Excerpt from a dataset:
%%

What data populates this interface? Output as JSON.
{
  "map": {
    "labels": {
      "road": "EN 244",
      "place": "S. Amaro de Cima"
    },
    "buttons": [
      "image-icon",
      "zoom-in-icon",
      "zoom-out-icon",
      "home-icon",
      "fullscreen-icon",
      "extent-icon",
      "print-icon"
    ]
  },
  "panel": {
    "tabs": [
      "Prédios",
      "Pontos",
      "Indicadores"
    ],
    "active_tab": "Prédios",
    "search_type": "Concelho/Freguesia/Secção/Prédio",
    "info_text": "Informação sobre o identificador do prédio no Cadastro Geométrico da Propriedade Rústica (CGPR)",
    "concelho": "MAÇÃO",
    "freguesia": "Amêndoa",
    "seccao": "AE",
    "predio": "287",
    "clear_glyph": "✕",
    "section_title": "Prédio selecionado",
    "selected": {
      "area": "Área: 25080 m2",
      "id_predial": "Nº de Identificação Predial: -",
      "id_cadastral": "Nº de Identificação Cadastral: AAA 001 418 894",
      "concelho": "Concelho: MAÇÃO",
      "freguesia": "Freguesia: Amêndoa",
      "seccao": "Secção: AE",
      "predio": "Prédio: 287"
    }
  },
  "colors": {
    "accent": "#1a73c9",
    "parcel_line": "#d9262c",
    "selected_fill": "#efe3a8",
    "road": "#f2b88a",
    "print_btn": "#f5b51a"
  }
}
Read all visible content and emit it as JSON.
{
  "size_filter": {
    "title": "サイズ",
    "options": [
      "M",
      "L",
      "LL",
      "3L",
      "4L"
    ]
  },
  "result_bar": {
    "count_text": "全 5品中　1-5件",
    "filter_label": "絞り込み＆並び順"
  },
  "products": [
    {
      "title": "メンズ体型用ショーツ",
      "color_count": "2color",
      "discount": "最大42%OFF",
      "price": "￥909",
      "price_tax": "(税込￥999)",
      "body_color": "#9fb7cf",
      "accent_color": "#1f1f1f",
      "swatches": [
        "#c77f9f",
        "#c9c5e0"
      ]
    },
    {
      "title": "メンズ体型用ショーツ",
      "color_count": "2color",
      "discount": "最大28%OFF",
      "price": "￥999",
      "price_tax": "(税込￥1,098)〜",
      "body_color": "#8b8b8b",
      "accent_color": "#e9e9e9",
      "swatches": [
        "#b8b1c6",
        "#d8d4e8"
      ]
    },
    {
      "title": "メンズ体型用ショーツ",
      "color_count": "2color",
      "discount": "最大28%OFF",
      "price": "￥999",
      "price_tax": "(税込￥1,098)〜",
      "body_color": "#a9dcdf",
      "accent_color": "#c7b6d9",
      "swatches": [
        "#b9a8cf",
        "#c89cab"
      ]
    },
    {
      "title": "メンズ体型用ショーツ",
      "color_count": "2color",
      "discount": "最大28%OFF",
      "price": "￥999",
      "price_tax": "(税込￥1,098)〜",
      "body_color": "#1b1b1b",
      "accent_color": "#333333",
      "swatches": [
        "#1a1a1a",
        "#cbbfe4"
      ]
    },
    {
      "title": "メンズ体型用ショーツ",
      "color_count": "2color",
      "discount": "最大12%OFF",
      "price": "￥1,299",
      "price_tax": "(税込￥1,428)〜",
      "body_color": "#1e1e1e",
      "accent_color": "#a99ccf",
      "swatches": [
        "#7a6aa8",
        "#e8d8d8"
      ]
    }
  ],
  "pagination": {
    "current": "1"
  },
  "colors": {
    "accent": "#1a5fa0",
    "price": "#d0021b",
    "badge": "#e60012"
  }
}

%%

EXERCISE TASK — Transcribe the full listing above without leaving anything out.

CORRECT RESPONSE —
What data populates this interface? Output as JSON.
{
  "map": {
    "labels": {
      "road": "EN 244",
      "place": "S. Amaro de Cima"
    },
    "buttons": [
      "image-icon",
      "zoom-in-icon",
      "zoom-out-icon",
      "home-icon",
      "fullscreen-icon",
      "extent-icon",
      "print-icon"
    ]
  },
  "panel": {
    "tabs": [
      "Prédios",
      "Pontos",
      "Indicadores"
    ],
    "active_tab": "Prédios",
    "search_type": "Concelho/Freguesia/Secção/Prédio",
    "info_text": "Informação sobre o identificador do prédio no Cadastro Geométrico da Propriedade Rústica (CGPR)",
    "concelho": "MAÇÃO",
    "freguesia": "Amêndoa",
    "seccao": "AE",
    "predio": "287",
    "clear_glyph": "✕",
    "section_title": "Prédio selecionado",
    "selected": {
      "area": "Área: 25080 m2",
      "id_predial": "Nº de Identificação Predial: -",
      "id_cadastral": "Nº de Identificação Cadastral: AAA 001 418 894",
      "concelho": "Concelho: MAÇÃO",
      "freguesia": "Freguesia: Amêndoa",
      "seccao": "Secção: AE",
      "predio": "Prédio: 287"
    }
  },
  "colors": {
    "accent": "#1a73c9",
    "parcel_line": "#d9262c",
    "selected_fill": "#efe3a8",
    "road": "#f2b88a",
    "print_btn": "#f5b51a"
  }
}
Read all visible content and emit it as JSON.
{
  "size_filter": {
    "title": "サイズ",
    "options": [
      "M",
      "L",
      "LL",
      "3L",
      "4L"
    ]
  },
  "result_bar": {
    "count_text": "全 5品中　1-5件",
    "filter_label": "絞り込み＆並び順"
  },
  "products": [
    {
      "title": "メンズ体型用ショーツ",
      "color_count": "2color",
      "discount": "最大42%OFF",
      "price": "￥909",
      "price_tax": "(税込￥999)",
      "body_color": "#9fb7cf",
      "accent_color": "#1f1f1f",
      "swatches": [
        "#c77f9f",
        "#c9c5e0"
      ]
    },
    {
      "title": "メンズ体型用ショーツ",
      "color_count": "2color",
      "discount": "最大28%OFF",
      "price": "￥999",
      "price_tax": "(税込￥1,098)〜",
      "body_color": "#8b8b8b",
      "accent_color": "#e9e9e9",
      "swatches": [
        "#b8b1c6",
        "#d8d4e8"
      ]
    },
    {
      "title": "メンズ体型用ショーツ",
      "color_count": "2color",
      "discount": "最大28%OFF",
      "price": "￥999",
      "price_tax": "(税込￥1,098)〜",
      "body_color": "#a9dcdf",
      "accent_color": "#c7b6d9",
      "swatches": [
        "#b9a8cf",
        "#c89cab"
      ]
    },
    {
      "title": "メンズ体型用ショーツ",
      "color_count": "2color",
      "discount": "最大28%OFF",
      "price": "￥999",
      "price_tax": "(税込￥1,098)〜",
      "body_color": "#1b1b1b",
      "accent_color": "#333333",
      "swatches": [
        "#1a1a1a",
        "#cbbfe4"
      ]
    },
    {
      "title": "メンズ体型用ショーツ",
      "color_count": "2color",
      "discount": "最大12%OFF",
      "price": "￥1,299",
      "price_tax": "(税込￥1,428)〜",
      "body_color": "#1e1e1e",
      "accent_color": "#a99ccf",
      "swatches": [
        "#7a6aa8",
        "#e8d8d8"
      ]
    }
  ],
  "pagination": {
    "current": "1"
  },
  "colors": {
    "accent": "#1a5fa0",
    "price": "#d0021b",
    "badge": "#e60012"
  }
}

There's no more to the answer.